Read the lines that follow and pick out every one containing the word "JSON".

START EXTRACTED MATERIAL

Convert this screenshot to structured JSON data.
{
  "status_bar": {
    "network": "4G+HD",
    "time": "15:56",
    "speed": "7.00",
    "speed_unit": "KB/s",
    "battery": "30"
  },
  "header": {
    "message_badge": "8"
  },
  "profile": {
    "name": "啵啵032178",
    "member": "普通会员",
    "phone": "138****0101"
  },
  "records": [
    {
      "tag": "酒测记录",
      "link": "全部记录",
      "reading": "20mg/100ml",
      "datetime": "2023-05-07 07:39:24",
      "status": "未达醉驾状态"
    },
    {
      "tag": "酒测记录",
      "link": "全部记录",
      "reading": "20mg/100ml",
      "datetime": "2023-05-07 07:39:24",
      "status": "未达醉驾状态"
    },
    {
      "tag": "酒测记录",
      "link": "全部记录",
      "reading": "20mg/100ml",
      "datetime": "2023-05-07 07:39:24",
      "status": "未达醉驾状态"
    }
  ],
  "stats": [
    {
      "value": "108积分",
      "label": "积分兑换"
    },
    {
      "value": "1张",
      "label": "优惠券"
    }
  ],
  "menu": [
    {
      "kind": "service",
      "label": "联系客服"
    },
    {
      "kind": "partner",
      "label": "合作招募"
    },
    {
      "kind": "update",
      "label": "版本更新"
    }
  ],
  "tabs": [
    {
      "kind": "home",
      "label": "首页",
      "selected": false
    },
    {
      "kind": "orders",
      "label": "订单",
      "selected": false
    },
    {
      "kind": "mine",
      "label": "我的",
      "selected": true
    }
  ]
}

END EXTRACTED MATERIAL
START EXTRACTED MATERIAL

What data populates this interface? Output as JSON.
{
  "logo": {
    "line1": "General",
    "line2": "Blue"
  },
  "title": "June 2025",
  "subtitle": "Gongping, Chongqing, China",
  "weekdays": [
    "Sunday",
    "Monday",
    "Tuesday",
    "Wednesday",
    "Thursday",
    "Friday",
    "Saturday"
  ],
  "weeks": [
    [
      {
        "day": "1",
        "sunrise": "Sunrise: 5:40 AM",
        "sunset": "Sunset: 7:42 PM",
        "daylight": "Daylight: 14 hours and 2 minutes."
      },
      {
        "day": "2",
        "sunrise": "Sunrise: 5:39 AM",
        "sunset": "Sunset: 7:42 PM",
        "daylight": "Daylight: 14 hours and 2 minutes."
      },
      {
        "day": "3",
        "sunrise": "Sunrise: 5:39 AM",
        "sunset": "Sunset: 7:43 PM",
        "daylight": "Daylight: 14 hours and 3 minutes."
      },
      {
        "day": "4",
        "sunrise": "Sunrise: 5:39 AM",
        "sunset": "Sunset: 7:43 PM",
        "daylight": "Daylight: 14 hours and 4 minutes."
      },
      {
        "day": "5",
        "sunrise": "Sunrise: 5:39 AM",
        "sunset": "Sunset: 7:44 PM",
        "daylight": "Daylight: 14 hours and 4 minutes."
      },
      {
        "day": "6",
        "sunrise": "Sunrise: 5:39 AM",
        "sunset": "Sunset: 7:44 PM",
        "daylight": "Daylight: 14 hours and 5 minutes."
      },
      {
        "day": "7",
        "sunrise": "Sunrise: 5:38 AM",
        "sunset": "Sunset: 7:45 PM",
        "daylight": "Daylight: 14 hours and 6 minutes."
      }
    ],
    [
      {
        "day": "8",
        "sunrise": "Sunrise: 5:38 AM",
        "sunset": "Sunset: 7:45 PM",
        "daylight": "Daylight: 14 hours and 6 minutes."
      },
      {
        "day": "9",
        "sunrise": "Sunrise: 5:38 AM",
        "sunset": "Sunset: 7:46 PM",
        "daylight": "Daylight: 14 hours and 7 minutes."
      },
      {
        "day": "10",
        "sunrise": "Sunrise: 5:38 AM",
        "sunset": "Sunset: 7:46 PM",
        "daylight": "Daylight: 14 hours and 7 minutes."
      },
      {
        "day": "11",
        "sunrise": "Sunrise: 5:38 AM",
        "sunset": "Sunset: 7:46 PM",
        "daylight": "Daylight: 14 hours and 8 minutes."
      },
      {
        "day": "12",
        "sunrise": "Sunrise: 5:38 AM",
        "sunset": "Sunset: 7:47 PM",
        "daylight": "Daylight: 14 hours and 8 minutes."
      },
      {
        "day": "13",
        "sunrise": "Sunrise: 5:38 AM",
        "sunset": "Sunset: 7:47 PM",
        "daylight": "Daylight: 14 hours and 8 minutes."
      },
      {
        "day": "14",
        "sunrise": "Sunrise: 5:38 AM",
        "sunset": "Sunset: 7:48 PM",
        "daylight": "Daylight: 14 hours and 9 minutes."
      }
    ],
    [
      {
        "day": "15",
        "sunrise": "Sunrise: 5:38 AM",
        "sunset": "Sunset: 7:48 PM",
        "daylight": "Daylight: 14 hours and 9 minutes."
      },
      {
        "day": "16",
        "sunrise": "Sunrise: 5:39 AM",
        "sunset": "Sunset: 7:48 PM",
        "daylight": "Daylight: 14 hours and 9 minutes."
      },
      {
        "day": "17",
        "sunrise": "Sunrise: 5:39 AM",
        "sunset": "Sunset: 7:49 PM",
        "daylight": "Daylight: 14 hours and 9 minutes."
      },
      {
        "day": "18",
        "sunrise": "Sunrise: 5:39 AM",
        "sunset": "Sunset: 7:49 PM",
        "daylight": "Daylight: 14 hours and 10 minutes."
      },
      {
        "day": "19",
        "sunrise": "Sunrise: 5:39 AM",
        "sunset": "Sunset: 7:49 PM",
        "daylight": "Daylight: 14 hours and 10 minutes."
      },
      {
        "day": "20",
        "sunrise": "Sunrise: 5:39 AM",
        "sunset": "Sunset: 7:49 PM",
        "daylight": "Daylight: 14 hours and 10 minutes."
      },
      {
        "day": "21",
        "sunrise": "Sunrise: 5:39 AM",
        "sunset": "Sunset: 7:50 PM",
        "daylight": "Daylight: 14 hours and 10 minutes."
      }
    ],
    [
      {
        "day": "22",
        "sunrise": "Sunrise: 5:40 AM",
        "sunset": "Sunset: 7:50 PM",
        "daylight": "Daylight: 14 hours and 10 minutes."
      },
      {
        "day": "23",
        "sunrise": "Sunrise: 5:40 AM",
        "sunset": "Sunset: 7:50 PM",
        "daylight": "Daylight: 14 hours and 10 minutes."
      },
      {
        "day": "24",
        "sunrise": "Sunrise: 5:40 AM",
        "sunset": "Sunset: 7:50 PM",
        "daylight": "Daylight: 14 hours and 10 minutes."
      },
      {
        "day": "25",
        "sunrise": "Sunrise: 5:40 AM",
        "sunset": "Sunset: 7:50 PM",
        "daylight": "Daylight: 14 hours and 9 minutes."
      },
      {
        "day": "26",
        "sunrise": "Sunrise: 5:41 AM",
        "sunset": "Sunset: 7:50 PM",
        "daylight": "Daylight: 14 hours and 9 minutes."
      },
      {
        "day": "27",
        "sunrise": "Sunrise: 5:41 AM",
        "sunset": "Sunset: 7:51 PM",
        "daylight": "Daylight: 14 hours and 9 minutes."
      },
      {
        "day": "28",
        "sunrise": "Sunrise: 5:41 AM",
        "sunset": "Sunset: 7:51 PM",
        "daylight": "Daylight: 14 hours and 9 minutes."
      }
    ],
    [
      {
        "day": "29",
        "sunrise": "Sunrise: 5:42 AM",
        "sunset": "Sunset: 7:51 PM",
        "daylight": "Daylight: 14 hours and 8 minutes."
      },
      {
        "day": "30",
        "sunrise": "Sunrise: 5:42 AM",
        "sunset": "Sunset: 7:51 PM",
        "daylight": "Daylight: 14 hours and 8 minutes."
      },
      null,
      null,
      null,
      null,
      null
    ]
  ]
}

END EXTRACTED MATERIAL

> [RESPONSE TO THE EXERCISE]
Convert this screenshot to structured JSON data.
What data populates this interface? Output as JSON.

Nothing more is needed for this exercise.